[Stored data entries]
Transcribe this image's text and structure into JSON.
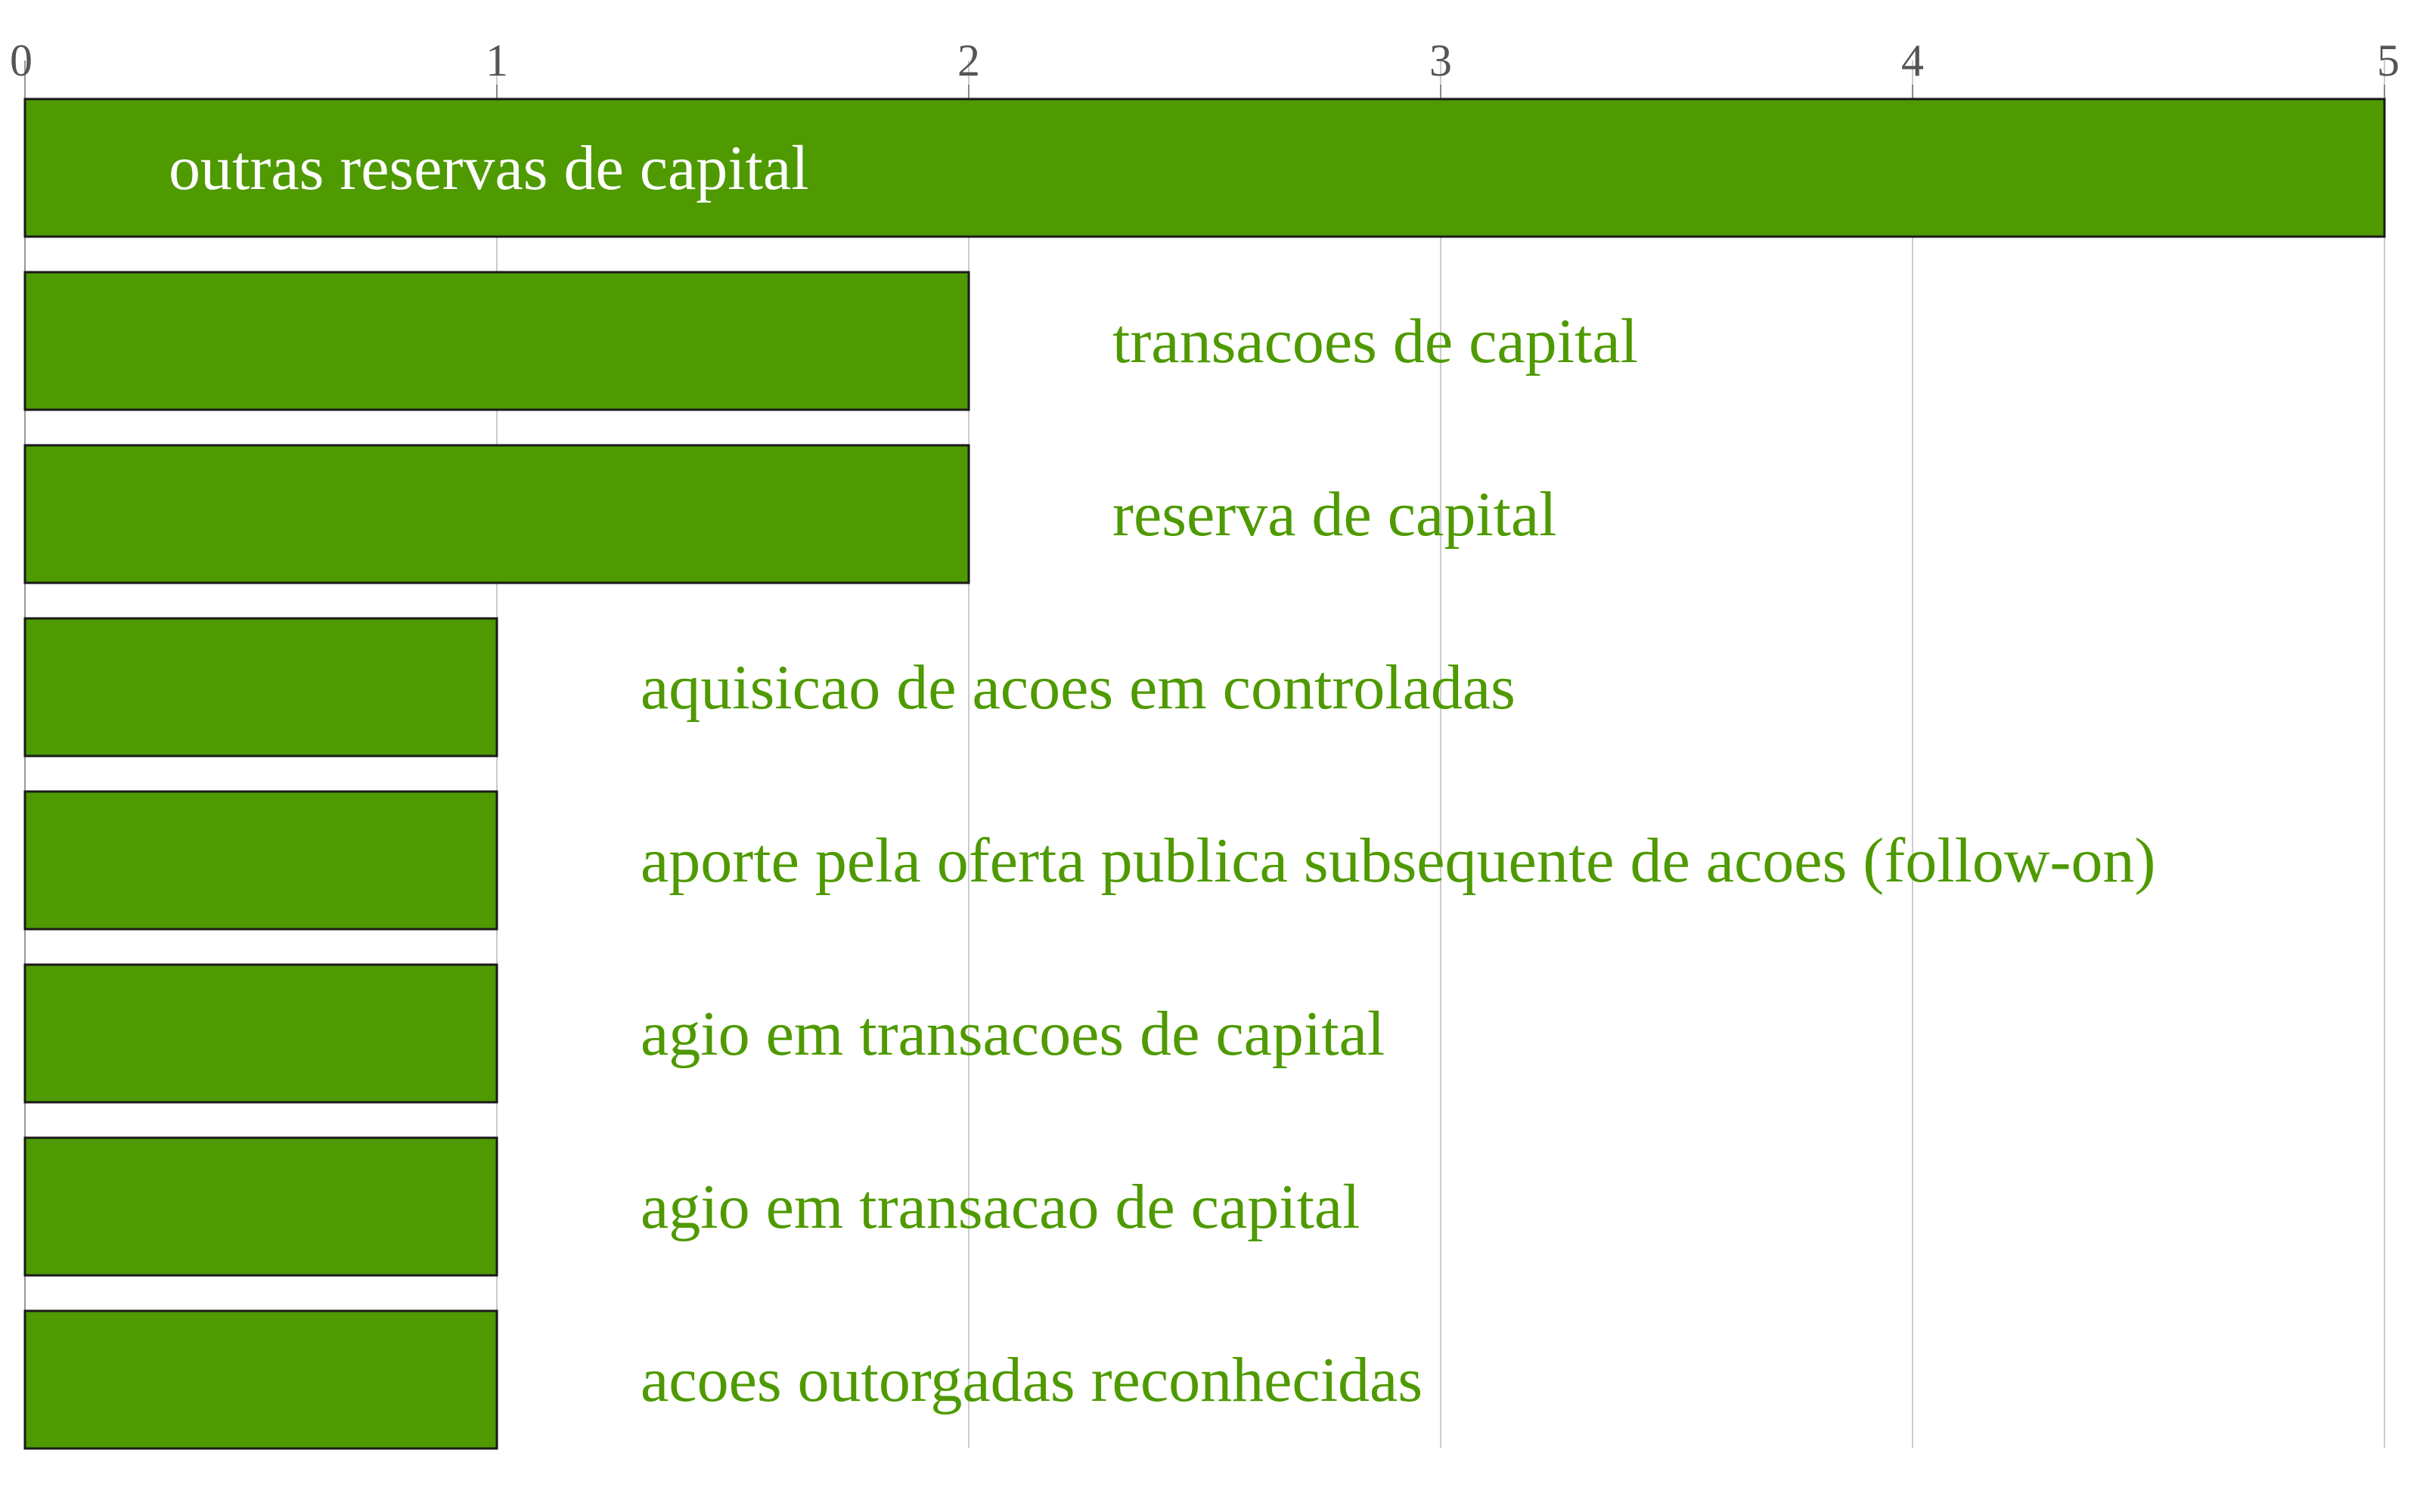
{
  "chart_data": {
    "type": "bar",
    "orientation": "horizontal",
    "categories": [
      "outras reservas de capital",
      "transacoes de capital",
      "reserva de capital",
      "aquisicao de acoes em controladas",
      "aporte pela oferta publica subsequente de acoes (follow-on)",
      "agio em transacoes de capital",
      "agio em transacao de capital",
      "acoes outorgadas reconhecidas"
    ],
    "values": [
      5,
      2,
      2,
      1,
      1,
      1,
      1,
      1
    ],
    "xlim": [
      0,
      5
    ],
    "x_ticks": [
      "0",
      "1",
      "2",
      "3",
      "4",
      "5"
    ],
    "axis_position": "top",
    "grid": true,
    "bar_color": "#4e9a00",
    "label_color": "#4e9a00",
    "inside_label_color": "#ffffff",
    "grid_color": "#cccccc",
    "title": "",
    "xlabel": "",
    "ylabel": ""
  }
}
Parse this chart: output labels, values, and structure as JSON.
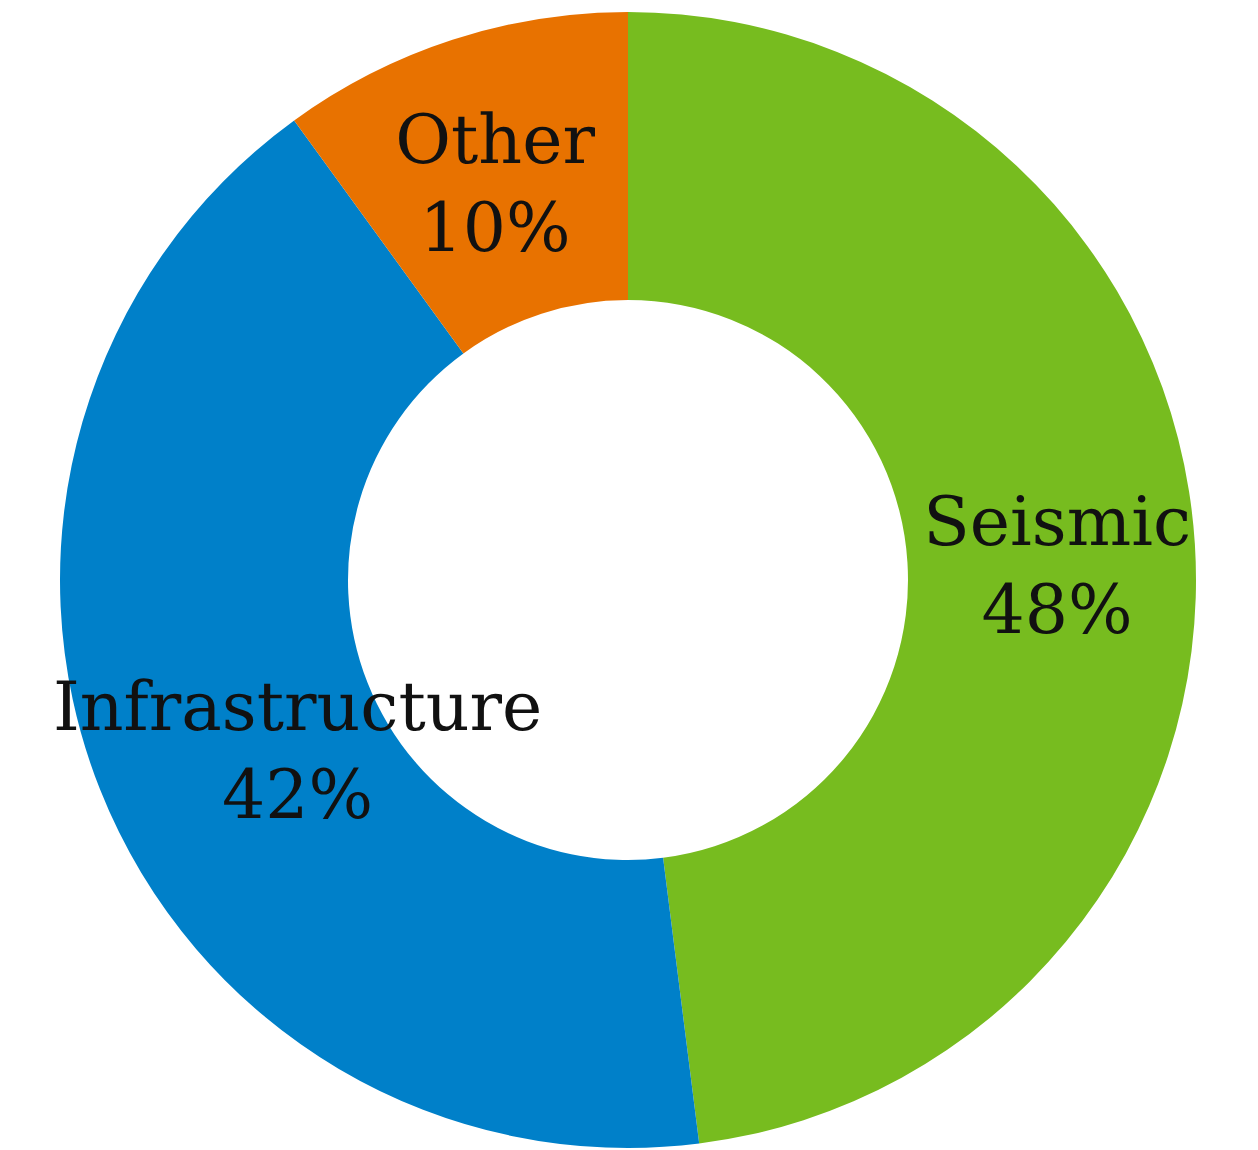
{
  "chart_data": {
    "type": "donut",
    "categories": [
      "Seismic",
      "Infrastructure",
      "Other"
    ],
    "values": [
      48,
      42,
      10
    ],
    "colors": [
      "#77bc1f",
      "#0080c9",
      "#e87200"
    ],
    "value_labels": [
      "48%",
      "42%",
      "10%"
    ]
  }
}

■ Aim ■
Return each line from the material above exactly, but not the pictures.

■ Answer to this task ■
Transcribe this image's text and structure into JSON.
{
  "chart_data": {
    "type": "bar",
    "orientation": "horizontal",
    "categories": [
      "outras reservas de capital",
      "transacoes de capital",
      "reserva de capital",
      "aquisicao de acoes em controladas",
      "aporte pela oferta publica subsequente de acoes (follow-on)",
      "agio em transacoes de capital",
      "agio em transacao de capital",
      "acoes outorgadas reconhecidas"
    ],
    "values": [
      5,
      2,
      2,
      1,
      1,
      1,
      1,
      1
    ],
    "xlim": [
      0,
      5
    ],
    "x_ticks": [
      "0",
      "1",
      "2",
      "3",
      "4",
      "5"
    ],
    "axis_position": "top",
    "grid": true,
    "bar_color": "#4e9a00",
    "label_color": "#4e9a00",
    "inside_label_color": "#ffffff",
    "grid_color": "#cccccc",
    "title": "",
    "xlabel": "",
    "ylabel": ""
  }
}
Parse this chart: output labels, values, and structure as JSON.
{
  "chart_data": {
    "type": "donut",
    "categories": [
      "Seismic",
      "Infrastructure",
      "Other"
    ],
    "values": [
      48,
      42,
      10
    ],
    "colors": [
      "#77bc1f",
      "#0080c9",
      "#e87200"
    ],
    "value_labels": [
      "48%",
      "42%",
      "10%"
    ]
  }
}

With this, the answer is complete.